* **Objective**: List every line in this data where the string "heating" occurs.

━━━

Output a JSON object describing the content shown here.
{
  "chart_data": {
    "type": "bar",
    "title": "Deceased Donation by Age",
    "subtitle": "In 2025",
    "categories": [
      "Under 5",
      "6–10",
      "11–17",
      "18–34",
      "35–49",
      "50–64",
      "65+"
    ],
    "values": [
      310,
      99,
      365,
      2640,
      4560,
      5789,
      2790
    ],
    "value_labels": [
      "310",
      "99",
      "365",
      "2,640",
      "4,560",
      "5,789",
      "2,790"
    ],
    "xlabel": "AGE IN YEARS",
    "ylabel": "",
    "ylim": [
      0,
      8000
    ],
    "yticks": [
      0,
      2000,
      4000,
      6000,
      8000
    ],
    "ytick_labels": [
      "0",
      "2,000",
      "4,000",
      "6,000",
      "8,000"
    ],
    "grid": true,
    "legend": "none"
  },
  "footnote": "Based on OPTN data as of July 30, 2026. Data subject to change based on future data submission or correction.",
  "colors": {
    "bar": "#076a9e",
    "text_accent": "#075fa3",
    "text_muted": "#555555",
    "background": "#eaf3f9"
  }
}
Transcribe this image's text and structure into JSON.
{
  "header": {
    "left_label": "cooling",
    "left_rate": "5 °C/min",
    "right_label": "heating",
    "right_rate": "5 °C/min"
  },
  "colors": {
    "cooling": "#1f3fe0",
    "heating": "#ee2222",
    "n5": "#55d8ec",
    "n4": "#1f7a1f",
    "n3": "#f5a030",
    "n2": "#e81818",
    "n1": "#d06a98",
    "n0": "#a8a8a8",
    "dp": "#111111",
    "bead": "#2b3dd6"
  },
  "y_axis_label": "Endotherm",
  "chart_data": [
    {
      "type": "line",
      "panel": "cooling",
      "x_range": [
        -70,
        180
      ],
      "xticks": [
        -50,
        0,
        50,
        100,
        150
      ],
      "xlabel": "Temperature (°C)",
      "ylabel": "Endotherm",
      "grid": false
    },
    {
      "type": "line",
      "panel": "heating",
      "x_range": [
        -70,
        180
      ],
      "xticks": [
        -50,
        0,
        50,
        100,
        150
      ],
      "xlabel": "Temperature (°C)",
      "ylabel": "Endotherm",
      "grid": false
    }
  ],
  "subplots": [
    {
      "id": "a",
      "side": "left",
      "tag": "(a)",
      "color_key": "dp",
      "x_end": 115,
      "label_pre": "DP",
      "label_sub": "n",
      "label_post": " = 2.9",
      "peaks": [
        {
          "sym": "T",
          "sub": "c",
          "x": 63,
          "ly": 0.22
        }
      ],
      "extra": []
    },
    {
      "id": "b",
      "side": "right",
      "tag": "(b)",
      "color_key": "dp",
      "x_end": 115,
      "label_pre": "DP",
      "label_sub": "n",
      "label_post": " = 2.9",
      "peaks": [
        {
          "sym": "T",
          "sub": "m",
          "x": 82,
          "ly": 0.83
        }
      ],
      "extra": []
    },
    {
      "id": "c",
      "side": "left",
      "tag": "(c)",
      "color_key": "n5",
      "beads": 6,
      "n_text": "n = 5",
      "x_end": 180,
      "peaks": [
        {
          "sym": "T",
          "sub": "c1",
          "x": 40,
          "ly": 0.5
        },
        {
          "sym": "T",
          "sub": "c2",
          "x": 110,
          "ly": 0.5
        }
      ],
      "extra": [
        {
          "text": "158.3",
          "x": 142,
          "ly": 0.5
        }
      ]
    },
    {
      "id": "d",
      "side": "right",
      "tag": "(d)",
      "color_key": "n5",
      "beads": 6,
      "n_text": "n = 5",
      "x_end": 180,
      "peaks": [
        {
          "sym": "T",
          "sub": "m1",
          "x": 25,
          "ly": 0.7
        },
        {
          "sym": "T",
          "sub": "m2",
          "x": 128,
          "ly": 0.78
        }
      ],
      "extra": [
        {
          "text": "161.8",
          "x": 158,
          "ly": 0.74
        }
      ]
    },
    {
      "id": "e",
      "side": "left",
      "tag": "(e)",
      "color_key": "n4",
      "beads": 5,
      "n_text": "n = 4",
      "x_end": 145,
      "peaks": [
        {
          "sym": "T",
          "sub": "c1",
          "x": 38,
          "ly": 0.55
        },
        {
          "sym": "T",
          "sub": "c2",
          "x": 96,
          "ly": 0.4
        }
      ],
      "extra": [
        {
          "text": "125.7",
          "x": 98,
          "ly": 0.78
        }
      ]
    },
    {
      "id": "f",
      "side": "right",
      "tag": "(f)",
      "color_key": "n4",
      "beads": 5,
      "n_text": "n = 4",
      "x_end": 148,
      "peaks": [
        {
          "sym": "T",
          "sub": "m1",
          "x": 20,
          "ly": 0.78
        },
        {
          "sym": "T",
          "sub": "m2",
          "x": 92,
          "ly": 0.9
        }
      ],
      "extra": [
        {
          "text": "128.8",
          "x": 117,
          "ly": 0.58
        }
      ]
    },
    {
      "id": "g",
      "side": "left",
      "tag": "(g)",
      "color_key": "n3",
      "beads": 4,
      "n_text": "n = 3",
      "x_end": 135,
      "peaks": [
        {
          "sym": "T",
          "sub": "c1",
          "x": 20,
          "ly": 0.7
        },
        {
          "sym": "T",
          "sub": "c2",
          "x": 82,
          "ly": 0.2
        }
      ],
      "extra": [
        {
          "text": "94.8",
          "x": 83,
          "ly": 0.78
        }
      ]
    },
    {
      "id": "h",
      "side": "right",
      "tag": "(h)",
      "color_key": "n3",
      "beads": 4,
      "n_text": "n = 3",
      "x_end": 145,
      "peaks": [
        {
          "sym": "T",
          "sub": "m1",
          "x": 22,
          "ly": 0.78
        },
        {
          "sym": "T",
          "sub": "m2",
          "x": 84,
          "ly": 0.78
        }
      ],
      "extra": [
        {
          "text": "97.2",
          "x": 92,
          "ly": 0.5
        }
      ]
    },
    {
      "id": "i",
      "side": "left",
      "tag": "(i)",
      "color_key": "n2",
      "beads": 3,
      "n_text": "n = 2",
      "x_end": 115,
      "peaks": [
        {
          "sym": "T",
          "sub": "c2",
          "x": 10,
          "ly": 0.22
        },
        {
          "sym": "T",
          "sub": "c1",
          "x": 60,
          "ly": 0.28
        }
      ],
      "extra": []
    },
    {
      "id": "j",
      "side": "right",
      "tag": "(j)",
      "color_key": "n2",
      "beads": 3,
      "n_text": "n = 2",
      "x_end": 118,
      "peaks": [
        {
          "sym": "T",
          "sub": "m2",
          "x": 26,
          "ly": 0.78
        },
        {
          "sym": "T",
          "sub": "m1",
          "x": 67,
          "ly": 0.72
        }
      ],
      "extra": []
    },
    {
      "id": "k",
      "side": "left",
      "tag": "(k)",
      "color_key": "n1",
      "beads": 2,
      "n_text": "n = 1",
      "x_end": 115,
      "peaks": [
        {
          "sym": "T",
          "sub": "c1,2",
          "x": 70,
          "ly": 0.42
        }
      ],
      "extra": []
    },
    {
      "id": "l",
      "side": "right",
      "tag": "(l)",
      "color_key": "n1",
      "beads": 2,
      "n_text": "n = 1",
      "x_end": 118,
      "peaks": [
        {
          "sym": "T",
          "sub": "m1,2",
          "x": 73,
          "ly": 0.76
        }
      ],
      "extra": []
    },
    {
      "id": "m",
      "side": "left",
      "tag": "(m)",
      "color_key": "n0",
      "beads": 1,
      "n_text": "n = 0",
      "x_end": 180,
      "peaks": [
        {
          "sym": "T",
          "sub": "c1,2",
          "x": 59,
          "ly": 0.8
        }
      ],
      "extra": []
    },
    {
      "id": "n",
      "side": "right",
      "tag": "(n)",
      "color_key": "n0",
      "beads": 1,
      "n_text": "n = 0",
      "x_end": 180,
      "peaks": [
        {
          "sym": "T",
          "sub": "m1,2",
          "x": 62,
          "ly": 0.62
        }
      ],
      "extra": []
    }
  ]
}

━━━

* **Result of the task**:
    "right_label": "heating",
    "heating": "#ee2222",
      "panel": "heating",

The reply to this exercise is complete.